Look through the material below and count the lines with the string "HepB". Report only the count.
--- Begin Working data ---
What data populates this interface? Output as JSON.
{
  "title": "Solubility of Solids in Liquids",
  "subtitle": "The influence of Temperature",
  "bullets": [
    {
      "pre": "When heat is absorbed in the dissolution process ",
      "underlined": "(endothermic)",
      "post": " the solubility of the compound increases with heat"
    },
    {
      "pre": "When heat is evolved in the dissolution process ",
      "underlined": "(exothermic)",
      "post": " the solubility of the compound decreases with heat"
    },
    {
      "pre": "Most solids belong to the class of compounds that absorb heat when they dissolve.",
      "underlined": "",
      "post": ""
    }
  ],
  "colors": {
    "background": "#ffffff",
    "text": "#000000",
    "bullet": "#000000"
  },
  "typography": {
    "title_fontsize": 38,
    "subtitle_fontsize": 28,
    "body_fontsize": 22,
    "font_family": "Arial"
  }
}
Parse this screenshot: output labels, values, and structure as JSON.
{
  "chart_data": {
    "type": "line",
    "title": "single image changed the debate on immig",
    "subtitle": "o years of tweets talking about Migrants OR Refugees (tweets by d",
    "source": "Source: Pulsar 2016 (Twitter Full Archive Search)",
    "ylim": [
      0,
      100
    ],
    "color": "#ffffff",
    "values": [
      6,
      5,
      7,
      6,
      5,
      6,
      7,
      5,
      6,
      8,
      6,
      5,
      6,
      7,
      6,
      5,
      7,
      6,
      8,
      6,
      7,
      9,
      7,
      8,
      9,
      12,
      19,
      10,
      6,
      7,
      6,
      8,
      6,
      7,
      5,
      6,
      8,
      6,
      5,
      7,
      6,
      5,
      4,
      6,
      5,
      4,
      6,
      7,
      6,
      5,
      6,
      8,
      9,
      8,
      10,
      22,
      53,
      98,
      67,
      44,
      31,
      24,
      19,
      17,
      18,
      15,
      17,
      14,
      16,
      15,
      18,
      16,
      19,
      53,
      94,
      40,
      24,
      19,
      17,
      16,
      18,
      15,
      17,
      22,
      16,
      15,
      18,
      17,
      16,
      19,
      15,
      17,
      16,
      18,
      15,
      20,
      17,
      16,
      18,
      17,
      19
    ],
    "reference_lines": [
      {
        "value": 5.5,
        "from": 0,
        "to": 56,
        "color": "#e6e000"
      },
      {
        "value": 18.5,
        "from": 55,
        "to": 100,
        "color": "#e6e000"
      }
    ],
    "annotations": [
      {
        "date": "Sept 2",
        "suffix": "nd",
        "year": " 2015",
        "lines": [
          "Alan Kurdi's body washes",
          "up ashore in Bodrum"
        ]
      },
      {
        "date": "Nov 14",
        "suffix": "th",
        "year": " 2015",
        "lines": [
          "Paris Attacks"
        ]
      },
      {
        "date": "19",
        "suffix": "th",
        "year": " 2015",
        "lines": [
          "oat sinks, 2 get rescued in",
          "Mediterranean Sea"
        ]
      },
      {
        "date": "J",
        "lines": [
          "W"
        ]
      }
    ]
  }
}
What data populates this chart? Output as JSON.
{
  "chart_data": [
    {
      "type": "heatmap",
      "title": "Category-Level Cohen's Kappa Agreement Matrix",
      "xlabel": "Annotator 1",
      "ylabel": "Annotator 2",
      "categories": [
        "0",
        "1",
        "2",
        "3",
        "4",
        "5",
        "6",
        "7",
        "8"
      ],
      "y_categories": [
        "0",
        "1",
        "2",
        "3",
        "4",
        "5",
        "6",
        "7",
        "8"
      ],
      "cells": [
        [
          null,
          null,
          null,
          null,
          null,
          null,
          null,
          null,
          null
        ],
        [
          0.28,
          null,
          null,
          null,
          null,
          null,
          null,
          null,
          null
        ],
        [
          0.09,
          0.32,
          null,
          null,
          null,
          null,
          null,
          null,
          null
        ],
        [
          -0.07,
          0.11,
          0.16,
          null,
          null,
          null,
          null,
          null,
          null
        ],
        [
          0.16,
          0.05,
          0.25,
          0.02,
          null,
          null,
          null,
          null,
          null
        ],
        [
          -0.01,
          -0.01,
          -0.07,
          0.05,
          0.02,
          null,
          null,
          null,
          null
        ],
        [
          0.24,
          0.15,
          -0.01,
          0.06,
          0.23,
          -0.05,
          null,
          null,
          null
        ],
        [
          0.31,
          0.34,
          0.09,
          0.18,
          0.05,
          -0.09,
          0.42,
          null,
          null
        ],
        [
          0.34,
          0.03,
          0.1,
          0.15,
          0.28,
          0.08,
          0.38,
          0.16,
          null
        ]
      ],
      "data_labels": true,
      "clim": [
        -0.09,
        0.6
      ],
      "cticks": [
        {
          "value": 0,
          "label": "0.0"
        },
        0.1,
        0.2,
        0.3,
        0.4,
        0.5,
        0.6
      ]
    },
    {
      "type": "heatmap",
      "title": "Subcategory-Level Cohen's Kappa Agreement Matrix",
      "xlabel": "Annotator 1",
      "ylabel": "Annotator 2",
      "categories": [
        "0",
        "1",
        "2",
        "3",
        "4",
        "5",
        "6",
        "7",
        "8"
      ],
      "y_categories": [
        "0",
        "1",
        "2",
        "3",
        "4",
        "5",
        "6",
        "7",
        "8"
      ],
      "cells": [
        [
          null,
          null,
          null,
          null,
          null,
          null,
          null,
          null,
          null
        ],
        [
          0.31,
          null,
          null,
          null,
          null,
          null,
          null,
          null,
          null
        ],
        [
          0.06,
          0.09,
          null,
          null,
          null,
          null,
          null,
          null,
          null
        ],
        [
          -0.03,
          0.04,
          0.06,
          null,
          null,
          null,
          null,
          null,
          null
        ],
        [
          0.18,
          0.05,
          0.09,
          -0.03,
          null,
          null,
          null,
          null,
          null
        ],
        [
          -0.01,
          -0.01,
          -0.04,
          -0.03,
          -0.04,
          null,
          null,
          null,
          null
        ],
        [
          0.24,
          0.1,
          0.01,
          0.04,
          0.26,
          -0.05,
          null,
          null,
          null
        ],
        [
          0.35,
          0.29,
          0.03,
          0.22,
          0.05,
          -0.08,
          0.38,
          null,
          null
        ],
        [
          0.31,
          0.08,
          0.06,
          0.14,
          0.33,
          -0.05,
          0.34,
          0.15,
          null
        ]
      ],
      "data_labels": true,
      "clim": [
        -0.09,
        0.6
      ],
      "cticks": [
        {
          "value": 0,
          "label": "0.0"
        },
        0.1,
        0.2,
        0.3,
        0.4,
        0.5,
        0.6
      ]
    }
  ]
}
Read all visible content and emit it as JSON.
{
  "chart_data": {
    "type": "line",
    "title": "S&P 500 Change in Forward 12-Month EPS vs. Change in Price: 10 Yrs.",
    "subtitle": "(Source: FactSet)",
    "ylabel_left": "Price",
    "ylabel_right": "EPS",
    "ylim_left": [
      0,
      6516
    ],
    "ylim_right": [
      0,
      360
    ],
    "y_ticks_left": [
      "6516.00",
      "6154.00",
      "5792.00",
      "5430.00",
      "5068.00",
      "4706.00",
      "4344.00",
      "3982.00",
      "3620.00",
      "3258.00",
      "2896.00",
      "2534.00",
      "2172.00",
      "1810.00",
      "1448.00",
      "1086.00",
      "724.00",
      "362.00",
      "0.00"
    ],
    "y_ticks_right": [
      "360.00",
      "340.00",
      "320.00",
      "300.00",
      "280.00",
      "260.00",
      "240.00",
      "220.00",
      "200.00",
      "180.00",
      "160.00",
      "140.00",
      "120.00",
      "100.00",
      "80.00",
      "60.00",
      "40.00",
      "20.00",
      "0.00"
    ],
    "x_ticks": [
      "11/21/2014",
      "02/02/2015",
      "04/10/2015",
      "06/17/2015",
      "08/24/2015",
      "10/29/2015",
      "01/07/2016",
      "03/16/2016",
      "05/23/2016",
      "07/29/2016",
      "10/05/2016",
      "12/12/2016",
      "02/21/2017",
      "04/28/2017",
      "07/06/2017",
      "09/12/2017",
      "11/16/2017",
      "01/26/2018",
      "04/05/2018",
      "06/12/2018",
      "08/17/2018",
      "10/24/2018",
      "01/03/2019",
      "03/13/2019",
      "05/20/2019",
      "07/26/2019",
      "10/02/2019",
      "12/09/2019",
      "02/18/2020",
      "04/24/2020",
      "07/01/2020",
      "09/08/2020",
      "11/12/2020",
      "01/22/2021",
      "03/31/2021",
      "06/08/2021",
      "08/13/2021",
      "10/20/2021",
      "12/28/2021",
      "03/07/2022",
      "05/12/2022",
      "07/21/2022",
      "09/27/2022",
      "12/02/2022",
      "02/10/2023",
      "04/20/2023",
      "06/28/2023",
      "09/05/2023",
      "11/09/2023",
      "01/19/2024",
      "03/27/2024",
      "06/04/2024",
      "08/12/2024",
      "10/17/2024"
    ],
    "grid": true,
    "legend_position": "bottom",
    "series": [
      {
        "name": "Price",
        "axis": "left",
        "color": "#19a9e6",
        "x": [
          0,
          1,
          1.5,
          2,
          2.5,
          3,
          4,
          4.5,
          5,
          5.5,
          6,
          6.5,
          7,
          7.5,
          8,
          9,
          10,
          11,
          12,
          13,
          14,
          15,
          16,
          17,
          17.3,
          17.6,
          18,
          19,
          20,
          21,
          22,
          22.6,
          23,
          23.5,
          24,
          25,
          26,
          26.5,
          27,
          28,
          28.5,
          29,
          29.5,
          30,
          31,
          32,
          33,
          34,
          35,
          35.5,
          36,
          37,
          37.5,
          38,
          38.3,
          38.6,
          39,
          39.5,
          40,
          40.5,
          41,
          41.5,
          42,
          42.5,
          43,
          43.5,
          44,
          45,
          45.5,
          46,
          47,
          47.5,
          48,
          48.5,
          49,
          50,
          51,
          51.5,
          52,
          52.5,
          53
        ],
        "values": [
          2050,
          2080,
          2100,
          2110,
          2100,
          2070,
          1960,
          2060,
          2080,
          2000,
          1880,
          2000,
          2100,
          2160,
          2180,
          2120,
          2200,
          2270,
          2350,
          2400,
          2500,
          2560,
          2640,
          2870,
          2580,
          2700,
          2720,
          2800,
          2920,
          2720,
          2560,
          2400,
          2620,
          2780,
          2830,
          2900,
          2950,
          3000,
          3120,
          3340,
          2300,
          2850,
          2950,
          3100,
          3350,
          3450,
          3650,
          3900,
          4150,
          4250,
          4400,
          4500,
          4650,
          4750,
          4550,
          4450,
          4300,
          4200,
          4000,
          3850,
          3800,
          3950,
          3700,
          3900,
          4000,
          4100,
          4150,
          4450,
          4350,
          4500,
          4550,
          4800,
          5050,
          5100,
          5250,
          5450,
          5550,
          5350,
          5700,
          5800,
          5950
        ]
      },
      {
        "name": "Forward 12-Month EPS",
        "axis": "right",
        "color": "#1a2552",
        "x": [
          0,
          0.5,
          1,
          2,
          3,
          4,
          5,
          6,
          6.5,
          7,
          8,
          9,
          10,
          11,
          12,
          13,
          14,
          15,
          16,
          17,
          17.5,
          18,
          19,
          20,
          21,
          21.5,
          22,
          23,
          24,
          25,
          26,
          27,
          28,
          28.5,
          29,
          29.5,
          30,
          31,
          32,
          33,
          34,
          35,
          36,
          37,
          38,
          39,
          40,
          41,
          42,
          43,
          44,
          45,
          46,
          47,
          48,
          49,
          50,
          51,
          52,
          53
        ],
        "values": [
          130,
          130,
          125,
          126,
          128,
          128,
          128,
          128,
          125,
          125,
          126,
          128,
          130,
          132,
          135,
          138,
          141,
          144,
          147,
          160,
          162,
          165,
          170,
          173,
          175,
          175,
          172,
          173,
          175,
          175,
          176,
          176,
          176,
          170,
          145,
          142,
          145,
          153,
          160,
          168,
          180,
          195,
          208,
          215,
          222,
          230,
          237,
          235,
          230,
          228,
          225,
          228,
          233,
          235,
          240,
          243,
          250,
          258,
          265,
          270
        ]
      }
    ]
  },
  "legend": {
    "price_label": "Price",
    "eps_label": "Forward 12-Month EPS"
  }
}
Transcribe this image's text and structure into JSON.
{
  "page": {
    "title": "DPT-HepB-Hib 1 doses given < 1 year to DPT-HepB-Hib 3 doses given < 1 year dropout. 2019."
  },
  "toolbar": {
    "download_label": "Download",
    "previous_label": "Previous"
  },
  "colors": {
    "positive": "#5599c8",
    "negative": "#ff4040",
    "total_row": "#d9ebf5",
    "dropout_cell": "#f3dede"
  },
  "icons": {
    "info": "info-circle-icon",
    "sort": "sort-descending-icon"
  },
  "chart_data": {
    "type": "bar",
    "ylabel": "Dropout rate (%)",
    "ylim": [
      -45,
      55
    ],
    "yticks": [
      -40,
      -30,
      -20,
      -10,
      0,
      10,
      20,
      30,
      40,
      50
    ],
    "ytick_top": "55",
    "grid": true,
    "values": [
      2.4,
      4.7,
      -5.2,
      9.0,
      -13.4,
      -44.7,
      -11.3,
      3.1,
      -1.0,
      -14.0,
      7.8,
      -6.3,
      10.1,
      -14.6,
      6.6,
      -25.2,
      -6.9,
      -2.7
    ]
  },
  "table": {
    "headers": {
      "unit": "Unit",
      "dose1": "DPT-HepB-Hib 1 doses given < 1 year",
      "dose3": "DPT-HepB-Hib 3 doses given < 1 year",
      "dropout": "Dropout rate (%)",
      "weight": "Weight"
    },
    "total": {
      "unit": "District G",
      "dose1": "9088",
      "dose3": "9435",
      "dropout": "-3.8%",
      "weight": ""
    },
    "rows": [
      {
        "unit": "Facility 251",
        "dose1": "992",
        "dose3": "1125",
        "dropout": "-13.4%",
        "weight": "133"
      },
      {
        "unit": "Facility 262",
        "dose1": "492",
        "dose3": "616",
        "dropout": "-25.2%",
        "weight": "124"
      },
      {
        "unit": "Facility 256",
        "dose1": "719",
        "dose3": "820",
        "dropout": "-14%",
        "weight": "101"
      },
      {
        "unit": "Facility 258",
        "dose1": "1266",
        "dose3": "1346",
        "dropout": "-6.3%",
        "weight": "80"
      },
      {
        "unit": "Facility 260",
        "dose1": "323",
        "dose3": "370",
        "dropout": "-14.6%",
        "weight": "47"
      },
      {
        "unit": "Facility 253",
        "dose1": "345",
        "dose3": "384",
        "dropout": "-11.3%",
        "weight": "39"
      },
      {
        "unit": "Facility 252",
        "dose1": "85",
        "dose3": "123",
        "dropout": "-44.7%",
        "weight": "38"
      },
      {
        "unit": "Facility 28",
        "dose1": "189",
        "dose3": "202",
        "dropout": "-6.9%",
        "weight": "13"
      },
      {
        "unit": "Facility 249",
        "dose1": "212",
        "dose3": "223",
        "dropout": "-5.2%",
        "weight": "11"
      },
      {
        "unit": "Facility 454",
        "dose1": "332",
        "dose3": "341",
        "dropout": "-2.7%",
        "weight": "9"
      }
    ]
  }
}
--- End Working data ---
# [Finished answer]
3